* MATERIAL FOR THIS TASK *
##############################

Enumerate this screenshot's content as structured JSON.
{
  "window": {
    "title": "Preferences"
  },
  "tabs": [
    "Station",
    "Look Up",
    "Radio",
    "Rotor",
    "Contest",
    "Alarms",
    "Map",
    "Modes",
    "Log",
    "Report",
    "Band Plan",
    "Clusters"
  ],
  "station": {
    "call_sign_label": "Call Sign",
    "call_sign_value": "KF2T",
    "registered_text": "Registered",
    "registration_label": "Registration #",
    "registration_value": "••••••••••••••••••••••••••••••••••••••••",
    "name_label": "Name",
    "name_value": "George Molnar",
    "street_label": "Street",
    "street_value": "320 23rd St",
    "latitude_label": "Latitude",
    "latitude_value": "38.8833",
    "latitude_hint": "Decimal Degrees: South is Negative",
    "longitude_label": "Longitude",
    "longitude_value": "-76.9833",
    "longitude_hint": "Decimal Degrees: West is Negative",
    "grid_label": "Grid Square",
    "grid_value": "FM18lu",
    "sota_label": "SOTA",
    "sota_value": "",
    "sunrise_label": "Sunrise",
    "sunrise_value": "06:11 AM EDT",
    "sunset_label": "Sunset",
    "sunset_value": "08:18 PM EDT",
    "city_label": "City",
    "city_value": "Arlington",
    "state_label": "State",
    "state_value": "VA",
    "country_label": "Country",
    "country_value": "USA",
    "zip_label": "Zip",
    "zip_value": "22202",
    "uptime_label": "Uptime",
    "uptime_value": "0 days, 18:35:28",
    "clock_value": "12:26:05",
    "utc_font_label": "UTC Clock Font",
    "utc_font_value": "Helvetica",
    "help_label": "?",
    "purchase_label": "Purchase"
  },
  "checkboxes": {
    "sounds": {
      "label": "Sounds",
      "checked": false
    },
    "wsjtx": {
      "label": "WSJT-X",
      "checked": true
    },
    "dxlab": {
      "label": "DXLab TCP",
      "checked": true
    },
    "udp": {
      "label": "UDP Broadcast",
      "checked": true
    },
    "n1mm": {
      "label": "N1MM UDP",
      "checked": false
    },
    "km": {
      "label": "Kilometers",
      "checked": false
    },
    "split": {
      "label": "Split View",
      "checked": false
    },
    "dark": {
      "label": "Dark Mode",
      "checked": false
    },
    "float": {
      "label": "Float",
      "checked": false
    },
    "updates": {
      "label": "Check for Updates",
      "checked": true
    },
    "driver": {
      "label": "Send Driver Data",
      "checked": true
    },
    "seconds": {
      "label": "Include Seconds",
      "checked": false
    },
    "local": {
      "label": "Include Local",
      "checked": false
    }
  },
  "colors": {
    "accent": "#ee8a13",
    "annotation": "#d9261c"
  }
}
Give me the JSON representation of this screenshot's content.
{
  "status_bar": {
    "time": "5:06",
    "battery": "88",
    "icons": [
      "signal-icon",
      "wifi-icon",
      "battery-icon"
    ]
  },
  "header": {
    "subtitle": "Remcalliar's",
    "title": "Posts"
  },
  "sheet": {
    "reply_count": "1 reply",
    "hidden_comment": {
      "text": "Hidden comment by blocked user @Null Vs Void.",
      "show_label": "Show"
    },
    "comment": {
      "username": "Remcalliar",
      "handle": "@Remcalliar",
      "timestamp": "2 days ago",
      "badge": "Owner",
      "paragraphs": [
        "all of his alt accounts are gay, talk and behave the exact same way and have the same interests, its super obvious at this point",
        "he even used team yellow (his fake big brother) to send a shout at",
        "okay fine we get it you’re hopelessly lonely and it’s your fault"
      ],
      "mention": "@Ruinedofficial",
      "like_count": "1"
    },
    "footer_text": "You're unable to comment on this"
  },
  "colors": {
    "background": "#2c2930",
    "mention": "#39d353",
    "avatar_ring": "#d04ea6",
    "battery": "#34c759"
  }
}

##############################

* YOUR GOAL *
Write out once more the lines above beginning at the line with "Give me the"; continue through the final line and stop there.

* FINAL RESULT *
Give me the JSON representation of this screenshot's content.
{
  "status_bar": {
    "time": "5:06",
    "battery": "88",
    "icons": [
      "signal-icon",
      "wifi-icon",
      "battery-icon"
    ]
  },
  "header": {
    "subtitle": "Remcalliar's",
    "title": "Posts"
  },
  "sheet": {
    "reply_count": "1 reply",
    "hidden_comment": {
      "text": "Hidden comment by blocked user @Null Vs Void.",
      "show_label": "Show"
    },
    "comment": {
      "username": "Remcalliar",
      "handle": "@Remcalliar",
      "timestamp": "2 days ago",
      "badge": "Owner",
      "paragraphs": [
        "all of his alt accounts are gay, talk and behave the exact same way and have the same interests, its super obvious at this point",
        "he even used team yellow (his fake big brother) to send a shout at",
        "okay fine we get it you’re hopelessly lonely and it’s your fault"
      ],
      "mention": "@Ruinedofficial",
      "like_count": "1"
    },
    "footer_text": "You're unable to comment on this"
  },
  "colors": {
    "background": "#2c2930",
    "mention": "#39d353",
    "avatar_ring": "#d04ea6",
    "battery": "#34c759"
  }
}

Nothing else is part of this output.